## What needs to be done
Repeat each line exactly as it is written.

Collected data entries
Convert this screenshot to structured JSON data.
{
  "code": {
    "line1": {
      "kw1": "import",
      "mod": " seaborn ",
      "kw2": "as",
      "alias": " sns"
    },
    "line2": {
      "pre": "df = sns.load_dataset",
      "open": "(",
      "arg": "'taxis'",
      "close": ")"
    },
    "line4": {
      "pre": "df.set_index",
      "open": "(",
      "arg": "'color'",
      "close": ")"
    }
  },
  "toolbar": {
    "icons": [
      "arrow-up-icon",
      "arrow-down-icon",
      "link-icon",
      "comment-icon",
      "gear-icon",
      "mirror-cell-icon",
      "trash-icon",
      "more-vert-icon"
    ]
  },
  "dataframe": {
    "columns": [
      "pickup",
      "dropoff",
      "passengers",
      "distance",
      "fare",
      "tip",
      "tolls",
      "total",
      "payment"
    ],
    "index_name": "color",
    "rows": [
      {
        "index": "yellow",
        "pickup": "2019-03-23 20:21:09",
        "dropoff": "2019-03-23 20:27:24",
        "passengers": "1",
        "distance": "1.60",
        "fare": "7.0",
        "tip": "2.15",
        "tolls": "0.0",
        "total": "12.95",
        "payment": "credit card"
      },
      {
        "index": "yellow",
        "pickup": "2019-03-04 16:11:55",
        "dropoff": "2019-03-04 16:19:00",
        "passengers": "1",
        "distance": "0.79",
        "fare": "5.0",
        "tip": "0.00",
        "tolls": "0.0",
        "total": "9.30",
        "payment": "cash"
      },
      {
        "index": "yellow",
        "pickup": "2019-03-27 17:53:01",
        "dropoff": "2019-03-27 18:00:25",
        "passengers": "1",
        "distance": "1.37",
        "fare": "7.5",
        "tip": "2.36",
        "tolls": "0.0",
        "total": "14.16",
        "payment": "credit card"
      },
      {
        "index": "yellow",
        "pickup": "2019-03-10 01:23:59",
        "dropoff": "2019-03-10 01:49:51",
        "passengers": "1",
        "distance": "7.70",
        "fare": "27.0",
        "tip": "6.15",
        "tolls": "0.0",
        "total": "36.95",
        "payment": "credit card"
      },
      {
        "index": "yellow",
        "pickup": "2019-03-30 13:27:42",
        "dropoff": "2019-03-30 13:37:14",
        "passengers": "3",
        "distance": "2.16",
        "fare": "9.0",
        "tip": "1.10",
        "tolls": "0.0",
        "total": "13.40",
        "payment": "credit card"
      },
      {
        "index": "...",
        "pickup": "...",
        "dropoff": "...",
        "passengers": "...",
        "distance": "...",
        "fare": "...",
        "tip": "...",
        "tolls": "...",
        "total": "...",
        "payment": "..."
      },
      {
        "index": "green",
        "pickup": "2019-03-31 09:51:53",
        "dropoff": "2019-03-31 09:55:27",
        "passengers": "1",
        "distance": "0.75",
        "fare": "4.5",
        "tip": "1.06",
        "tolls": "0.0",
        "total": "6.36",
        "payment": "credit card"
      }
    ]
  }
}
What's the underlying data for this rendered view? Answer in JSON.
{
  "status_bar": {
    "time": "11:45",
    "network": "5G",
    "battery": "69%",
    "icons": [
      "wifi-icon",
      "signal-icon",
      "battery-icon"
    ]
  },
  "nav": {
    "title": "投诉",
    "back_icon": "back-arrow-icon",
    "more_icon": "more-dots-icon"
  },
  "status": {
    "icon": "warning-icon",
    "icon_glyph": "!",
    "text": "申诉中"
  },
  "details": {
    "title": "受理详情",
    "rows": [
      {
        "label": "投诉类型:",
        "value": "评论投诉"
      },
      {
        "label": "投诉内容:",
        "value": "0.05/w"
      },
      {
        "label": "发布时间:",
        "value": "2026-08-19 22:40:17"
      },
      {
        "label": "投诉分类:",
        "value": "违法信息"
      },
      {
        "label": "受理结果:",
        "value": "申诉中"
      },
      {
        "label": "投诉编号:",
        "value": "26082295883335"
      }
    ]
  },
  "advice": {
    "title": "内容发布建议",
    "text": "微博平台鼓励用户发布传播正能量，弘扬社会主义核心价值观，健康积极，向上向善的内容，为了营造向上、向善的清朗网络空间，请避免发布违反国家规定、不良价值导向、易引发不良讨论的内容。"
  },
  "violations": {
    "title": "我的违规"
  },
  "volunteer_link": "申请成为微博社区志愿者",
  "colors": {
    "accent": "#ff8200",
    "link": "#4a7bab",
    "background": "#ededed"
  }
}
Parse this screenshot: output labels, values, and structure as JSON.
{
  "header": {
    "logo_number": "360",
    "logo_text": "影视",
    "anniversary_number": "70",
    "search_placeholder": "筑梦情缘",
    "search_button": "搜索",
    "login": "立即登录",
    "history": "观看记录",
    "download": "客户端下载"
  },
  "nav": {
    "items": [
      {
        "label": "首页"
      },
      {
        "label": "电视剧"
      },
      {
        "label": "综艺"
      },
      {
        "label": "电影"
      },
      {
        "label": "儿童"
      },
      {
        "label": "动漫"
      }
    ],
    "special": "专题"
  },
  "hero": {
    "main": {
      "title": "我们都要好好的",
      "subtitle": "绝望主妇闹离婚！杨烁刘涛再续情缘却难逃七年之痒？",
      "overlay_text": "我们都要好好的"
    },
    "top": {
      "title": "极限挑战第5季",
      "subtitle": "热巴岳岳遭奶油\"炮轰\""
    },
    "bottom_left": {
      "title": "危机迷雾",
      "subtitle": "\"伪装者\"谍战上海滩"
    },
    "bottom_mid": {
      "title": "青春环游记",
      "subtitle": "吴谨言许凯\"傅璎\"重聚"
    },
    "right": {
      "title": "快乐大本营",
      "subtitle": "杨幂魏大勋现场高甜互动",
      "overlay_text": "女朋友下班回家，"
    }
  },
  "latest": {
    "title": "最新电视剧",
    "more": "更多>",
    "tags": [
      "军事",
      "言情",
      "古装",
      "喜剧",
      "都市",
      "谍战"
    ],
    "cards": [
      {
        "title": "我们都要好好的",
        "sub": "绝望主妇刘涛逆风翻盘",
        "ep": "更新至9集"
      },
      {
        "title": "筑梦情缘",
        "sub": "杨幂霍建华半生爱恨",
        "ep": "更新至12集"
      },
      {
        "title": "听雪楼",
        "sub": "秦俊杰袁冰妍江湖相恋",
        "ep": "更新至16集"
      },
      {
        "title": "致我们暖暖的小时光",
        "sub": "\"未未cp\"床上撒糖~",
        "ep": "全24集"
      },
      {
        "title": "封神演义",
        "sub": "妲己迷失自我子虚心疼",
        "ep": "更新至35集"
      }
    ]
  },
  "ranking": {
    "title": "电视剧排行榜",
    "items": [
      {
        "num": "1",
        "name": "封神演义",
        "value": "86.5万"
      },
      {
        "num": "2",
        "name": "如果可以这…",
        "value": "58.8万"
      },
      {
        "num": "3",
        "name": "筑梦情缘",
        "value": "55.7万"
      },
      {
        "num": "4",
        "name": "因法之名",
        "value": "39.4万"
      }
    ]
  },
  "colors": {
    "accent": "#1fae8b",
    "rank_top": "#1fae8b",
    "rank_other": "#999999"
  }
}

## Problem solution
Convert this screenshot to structured JSON data.
{
  "code": {
    "line1": {
      "kw1": "import",
      "mod": " seaborn ",
      "kw2": "as",
      "alias": " sns"
    },
    "line2": {
      "pre": "df = sns.load_dataset",
      "open": "(",
      "arg": "'taxis'",
      "close": ")"
    },
    "line4": {
      "pre": "df.set_index",
      "open": "(",
      "arg": "'color'",
      "close": ")"
    }
  },
  "toolbar": {
    "icons": [
      "arrow-up-icon",
      "arrow-down-icon",
      "link-icon",
      "comment-icon",
      "gear-icon",
      "mirror-cell-icon",
      "trash-icon",
      "more-vert-icon"
    ]
  },
  "dataframe": {
    "columns": [
      "pickup",
      "dropoff",
      "passengers",
      "distance",
      "fare",
      "tip",
      "tolls",
      "total",
      "payment"
    ],
    "index_name": "color",
    "rows": [
      {
        "index": "yellow",
        "pickup": "2019-03-23 20:21:09",
        "dropoff": "2019-03-23 20:27:24",
        "passengers": "1",
        "distance": "1.60",
        "fare": "7.0",
        "tip": "2.15",
        "tolls": "0.0",
        "total": "12.95",
        "payment": "credit card"
      },
      {
        "index": "yellow",
        "pickup": "2019-03-04 16:11:55",
        "dropoff": "2019-03-04 16:19:00",
        "passengers": "1",
        "distance": "0.79",
        "fare": "5.0",
        "tip": "0.00",
        "tolls": "0.0",
        "total": "9.30",
        "payment": "cash"
      },
      {
        "index": "yellow",
        "pickup": "2019-03-27 17:53:01",
        "dropoff": "2019-03-27 18:00:25",
        "passengers": "1",
        "distance": "1.37",
        "fare": "7.5",
        "tip": "2.36",
        "tolls": "0.0",
        "total": "14.16",
        "payment": "credit card"
      },
      {
        "index": "yellow",
        "pickup": "2019-03-10 01:23:59",
        "dropoff": "2019-03-10 01:49:51",
        "passengers": "1",
        "distance": "7.70",
        "fare": "27.0",
        "tip": "6.15",
        "tolls": "0.0",
        "total": "36.95",
        "payment": "credit card"
      },
      {
        "index": "yellow",
        "pickup": "2019-03-30 13:27:42",
        "dropoff": "2019-03-30 13:37:14",
        "passengers": "3",
        "distance": "2.16",
        "fare": "9.0",
        "tip": "1.10",
        "tolls": "0.0",
        "total": "13.40",
        "payment": "credit card"
      },
      {
        "index": "...",
        "pickup": "...",
        "dropoff": "...",
        "passengers": "...",
        "distance": "...",
        "fare": "...",
        "tip": "...",
        "tolls": "...",
        "total": "...",
        "payment": "..."
      },
      {
        "index": "green",
        "pickup": "2019-03-31 09:51:53",
        "dropoff": "2019-03-31 09:55:27",
        "passengers": "1",
        "distance": "0.75",
        "fare": "4.5",
        "tip": "1.06",
        "tolls": "0.0",
        "total": "6.36",
        "payment": "credit card"
      }
    ]
  }
}
What's the underlying data for this rendered view? Answer in JSON.
{
  "status_bar": {
    "time": "11:45",
    "network": "5G",
    "battery": "69%",
    "icons": [
      "wifi-icon",
      "signal-icon",
      "battery-icon"
    ]
  },
  "nav": {
    "title": "投诉",
    "back_icon": "back-arrow-icon",
    "more_icon": "more-dots-icon"
  },
  "status": {
    "icon": "warning-icon",
    "icon_glyph": "!",
    "text": "申诉中"
  },
  "details": {
    "title": "受理详情",
    "rows": [
      {
        "label": "投诉类型:",
        "value": "评论投诉"
      },
      {
        "label": "投诉内容:",
        "value": "0.05/w"
      },
      {
        "label": "发布时间:",
        "value": "2026-08-19 22:40:17"
      },
      {
        "label": "投诉分类:",
        "value": "违法信息"
      },
      {
        "label": "受理结果:",
        "value": "申诉中"
      },
      {
        "label": "投诉编号:",
        "value": "26082295883335"
      }
    ]
  },
  "advice": {
    "title": "内容发布建议",
    "text": "微博平台鼓励用户发布传播正能量，弘扬社会主义核心价值观，健康积极，向上向善的内容，为了营造向上、向善的清朗网络空间，请避免发布违反国家规定、不良价值导向、易引发不良讨论的内容。"
  },
  "violations": {
    "title": "我的违规"
  },
  "volunteer_link": "申请成为微博社区志愿者",
  "colors": {
    "accent": "#ff8200",
    "link": "#4a7bab",
    "background": "#ededed"
  }
}
Parse this screenshot: output labels, values, and structure as JSON.
{
  "header": {
    "logo_number": "360",
    "logo_text": "影视",
    "anniversary_number": "70",
    "search_placeholder": "筑梦情缘",
    "search_button": "搜索",
    "login": "立即登录",
    "history": "观看记录",
    "download": "客户端下载"
  },
  "nav": {
    "items": [
      {
        "label": "首页"
      },
      {
        "label": "电视剧"
      },
      {
        "label": "综艺"
      },
      {
        "label": "电影"
      },
      {
        "label": "儿童"
      },
      {
        "label": "动漫"
      }
    ],
    "special": "专题"
  },
  "hero": {
    "main": {
      "title": "我们都要好好的",
      "subtitle": "绝望主妇闹离婚！杨烁刘涛再续情缘却难逃七年之痒？",
      "overlay_text": "我们都要好好的"
    },
    "top": {
      "title": "极限挑战第5季",
      "subtitle": "热巴岳岳遭奶油\"炮轰\""
    },
    "bottom_left": {
      "title": "危机迷雾",
      "subtitle": "\"伪装者\"谍战上海滩"
    },
    "bottom_mid": {
      "title": "青春环游记",
      "subtitle": "吴谨言许凯\"傅璎\"重聚"
    },
    "right": {
      "title": "快乐大本营",
      "subtitle": "杨幂魏大勋现场高甜互动",
      "overlay_text": "女朋友下班回家，"
    }
  },
  "latest": {
    "title": "最新电视剧",
    "more": "更多>",
    "tags": [
      "军事",
      "言情",
      "古装",
      "喜剧",
      "都市",
      "谍战"
    ],
    "cards": [
      {
        "title": "我们都要好好的",
        "sub": "绝望主妇刘涛逆风翻盘",
        "ep": "更新至9集"
      },
      {
        "title": "筑梦情缘",
        "sub": "杨幂霍建华半生爱恨",
        "ep": "更新至12集"
      },
      {
        "title": "听雪楼",
        "sub": "秦俊杰袁冰妍江湖相恋",
        "ep": "更新至16集"
      },
      {
        "title": "致我们暖暖的小时光",
        "sub": "\"未未cp\"床上撒糖~",
        "ep": "全24集"
      },
      {
        "title": "封神演义",
        "sub": "妲己迷失自我子虚心疼",
        "ep": "更新至35集"
      }
    ]
  },
  "ranking": {
    "title": "电视剧排行榜",
    "items": [
      {
        "num": "1",
        "name": "封神演义",
        "value": "86.5万"
      },
      {
        "num": "2",
        "name": "如果可以这…",
        "value": "58.8万"
      },
      {
        "num": "3",
        "name": "筑梦情缘",
        "value": "55.7万"
      },
      {
        "num": "4",
        "name": "因法之名",
        "value": "39.4万"
      }
    ]
  },
  "colors": {
    "accent": "#1fae8b",
    "rank_top": "#1fae8b",
    "rank_other": "#999999"
  }
}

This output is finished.